To do ▸
Retype the whole listing, please, keeping every line exact and dropping the pictures.

Record extracts ▸
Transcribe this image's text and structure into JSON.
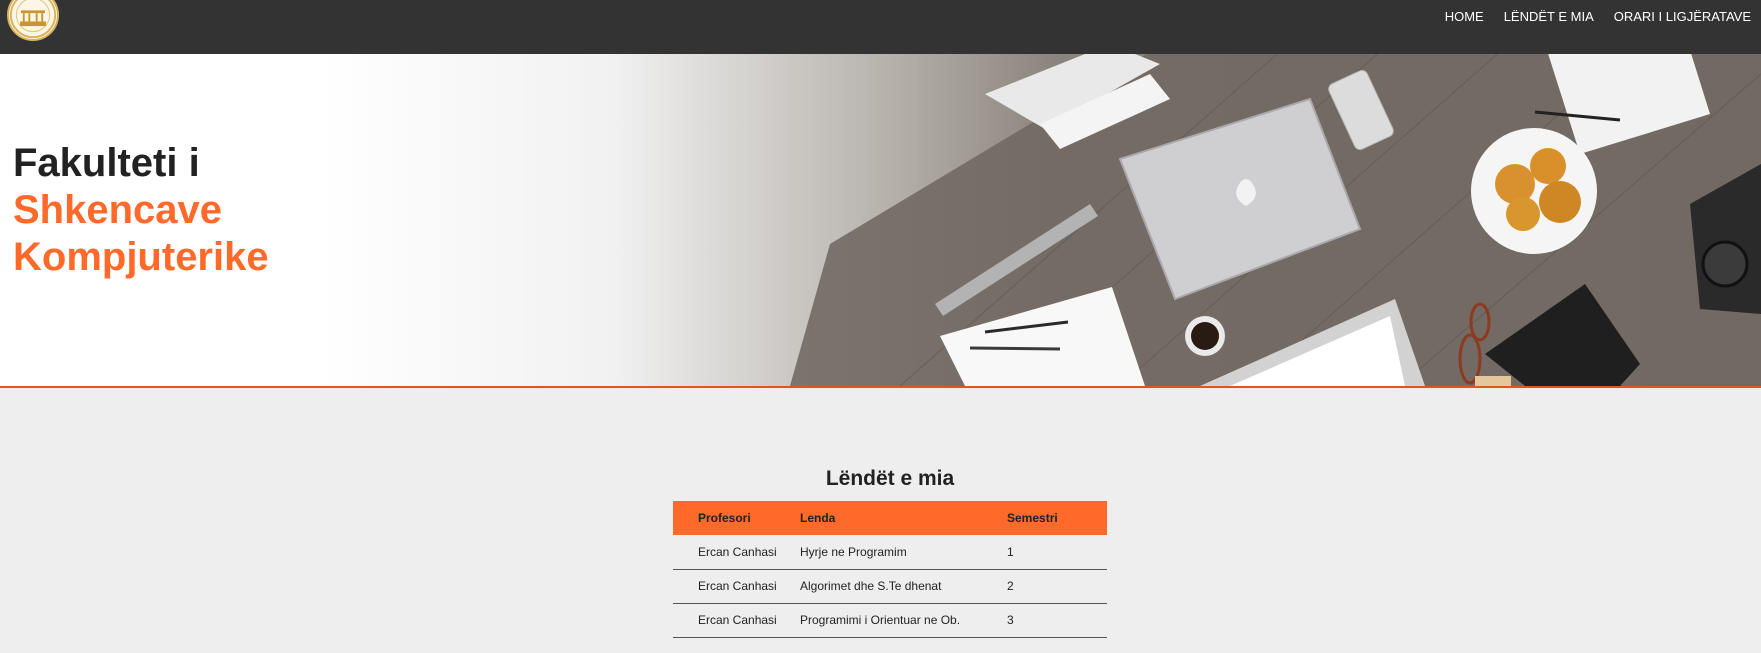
{
  "nav": {
    "logo_alt": "university-seal",
    "links": [
      "HOME",
      "LËNDËT E MIA",
      "ORARI I LIGJËRATAVE"
    ]
  },
  "hero": {
    "title_line1": "Fakulteti i",
    "title_line2": "Shkencave",
    "title_line3": "Kompjuterike"
  },
  "courses": {
    "title": "Lëndët e mia",
    "headers": [
      "Profesori",
      "Lenda",
      "Semestri"
    ],
    "rows": [
      [
        "Ercan Canhasi",
        "Hyrje ne Programim",
        "1"
      ],
      [
        "Ercan Canhasi",
        "Algorimet dhe S.Te dhenat",
        "2"
      ],
      [
        "Ercan Canhasi",
        "Programimi i Orientuar ne Ob.",
        "3"
      ]
    ]
  },
  "colors": {
    "navbar": "#333333",
    "accent": "#ff6a2b",
    "page_bg": "#eeeeee"
  }
}
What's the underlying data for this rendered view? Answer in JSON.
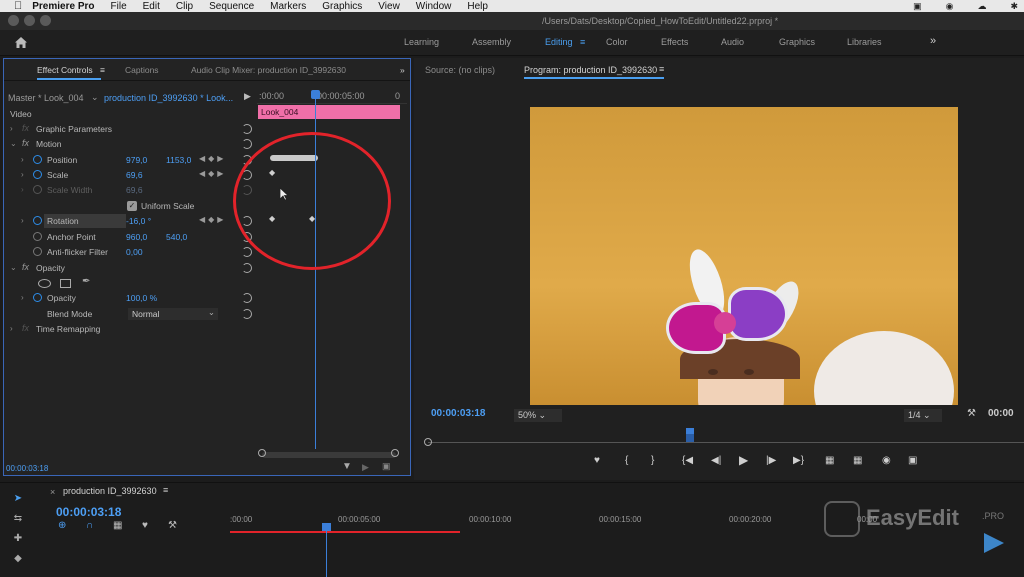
{
  "menubar": {
    "app": "Premiere Pro",
    "items": [
      "File",
      "Edit",
      "Clip",
      "Sequence",
      "Markers",
      "Graphics",
      "View",
      "Window",
      "Help"
    ]
  },
  "window": {
    "path": "/Users/Dats/Desktop/Copied_HowToEdit/Untitled22.prproj *"
  },
  "workspaces": {
    "tabs": [
      "Learning",
      "Assembly",
      "Editing",
      "Color",
      "Effects",
      "Audio",
      "Graphics",
      "Libraries"
    ],
    "active": "Editing",
    "more": "»"
  },
  "effect_controls": {
    "tabs": [
      "Effect Controls",
      "Captions",
      "Audio Clip Mixer: production ID_3992630"
    ],
    "more": "»",
    "master": "Master * Look_004",
    "sequence": "production ID_3992630 * Look...",
    "ruler": {
      "start": ":00:00",
      "mid": "00:00:05:00",
      "end": "0"
    },
    "clip_label": "Look_004",
    "section_video": "Video",
    "graphic_parameters": "Graphic Parameters",
    "motion": "Motion",
    "position": {
      "label": "Position",
      "x": "979,0",
      "y": "1153,0"
    },
    "scale": {
      "label": "Scale",
      "value": "69,6"
    },
    "scale_width": {
      "label": "Scale Width",
      "value": "69,6"
    },
    "uniform_scale": "Uniform Scale",
    "rotation": {
      "label": "Rotation",
      "value": "-16,0 °"
    },
    "anchor_point": {
      "label": "Anchor Point",
      "x": "960,0",
      "y": "540,0"
    },
    "anti_flicker": {
      "label": "Anti-flicker Filter",
      "value": "0,00"
    },
    "opacity_section": "Opacity",
    "opacity": {
      "label": "Opacity",
      "value": "100,0 %"
    },
    "blend_mode": {
      "label": "Blend Mode",
      "value": "Normal"
    },
    "time_remapping": "Time Remapping",
    "timecode": "00:00:03:18"
  },
  "program_monitor": {
    "source_tab": "Source: (no clips)",
    "program_tab": "Program: production ID_3992630",
    "timecode": "00:00:03:18",
    "zoom": "50%",
    "resolution": "1/4",
    "duration": "00:00"
  },
  "timeline": {
    "sequence": "production ID_3992630",
    "timecode": "00:00:03:18",
    "ticks": [
      ":00:00",
      "00:00:05:00",
      "00:00:10:00",
      "00:00:15:00",
      "00:00:20:00",
      "00:00"
    ]
  },
  "watermark": {
    "brand": "EasyEdit",
    "suffix": ".PRO"
  },
  "colors": {
    "accent": "#4a9ff0",
    "clip": "#f06fa8",
    "annotation": "#e2232a",
    "image_bg": "#d9a23f"
  }
}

Final result ▸
Transcribe this image's text and structure into JSON.
{
  "nav": {
    "logo_alt": "university-seal",
    "links": [
      "HOME",
      "LËNDËT E MIA",
      "ORARI I LIGJËRATAVE"
    ]
  },
  "hero": {
    "title_line1": "Fakulteti i",
    "title_line2": "Shkencave",
    "title_line3": "Kompjuterike"
  },
  "courses": {
    "title": "Lëndët e mia",
    "headers": [
      "Profesori",
      "Lenda",
      "Semestri"
    ],
    "rows": [
      [
        "Ercan Canhasi",
        "Hyrje ne Programim",
        "1"
      ],
      [
        "Ercan Canhasi",
        "Algorimet dhe S.Te dhenat",
        "2"
      ],
      [
        "Ercan Canhasi",
        "Programimi i Orientuar ne Ob.",
        "3"
      ]
    ]
  },
  "colors": {
    "navbar": "#333333",
    "accent": "#ff6a2b",
    "page_bg": "#eeeeee"
  }
}
What's the underlying data for this rendered view? Answer in JSON.
{
  "menubar": {
    "app": "Premiere Pro",
    "items": [
      "File",
      "Edit",
      "Clip",
      "Sequence",
      "Markers",
      "Graphics",
      "View",
      "Window",
      "Help"
    ]
  },
  "window": {
    "path": "/Users/Dats/Desktop/Copied_HowToEdit/Untitled22.prproj *"
  },
  "workspaces": {
    "tabs": [
      "Learning",
      "Assembly",
      "Editing",
      "Color",
      "Effects",
      "Audio",
      "Graphics",
      "Libraries"
    ],
    "active": "Editing",
    "more": "»"
  },
  "effect_controls": {
    "tabs": [
      "Effect Controls",
      "Captions",
      "Audio Clip Mixer: production ID_3992630"
    ],
    "more": "»",
    "master": "Master * Look_004",
    "sequence": "production ID_3992630 * Look...",
    "ruler": {
      "start": ":00:00",
      "mid": "00:00:05:00",
      "end": "0"
    },
    "clip_label": "Look_004",
    "section_video": "Video",
    "graphic_parameters": "Graphic Parameters",
    "motion": "Motion",
    "position": {
      "label": "Position",
      "x": "979,0",
      "y": "1153,0"
    },
    "scale": {
      "label": "Scale",
      "value": "69,6"
    },
    "scale_width": {
      "label": "Scale Width",
      "value": "69,6"
    },
    "uniform_scale": "Uniform Scale",
    "rotation": {
      "label": "Rotation",
      "value": "-16,0 °"
    },
    "anchor_point": {
      "label": "Anchor Point",
      "x": "960,0",
      "y": "540,0"
    },
    "anti_flicker": {
      "label": "Anti-flicker Filter",
      "value": "0,00"
    },
    "opacity_section": "Opacity",
    "opacity": {
      "label": "Opacity",
      "value": "100,0 %"
    },
    "blend_mode": {
      "label": "Blend Mode",
      "value": "Normal"
    },
    "time_remapping": "Time Remapping",
    "timecode": "00:00:03:18"
  },
  "program_monitor": {
    "source_tab": "Source: (no clips)",
    "program_tab": "Program: production ID_3992630",
    "timecode": "00:00:03:18",
    "zoom": "50%",
    "resolution": "1/4",
    "duration": "00:00"
  },
  "timeline": {
    "sequence": "production ID_3992630",
    "timecode": "00:00:03:18",
    "ticks": [
      ":00:00",
      "00:00:05:00",
      "00:00:10:00",
      "00:00:15:00",
      "00:00:20:00",
      "00:00"
    ]
  },
  "watermark": {
    "brand": "EasyEdit",
    "suffix": ".PRO"
  },
  "colors": {
    "accent": "#4a9ff0",
    "clip": "#f06fa8",
    "annotation": "#e2232a",
    "image_bg": "#d9a23f"
  }
}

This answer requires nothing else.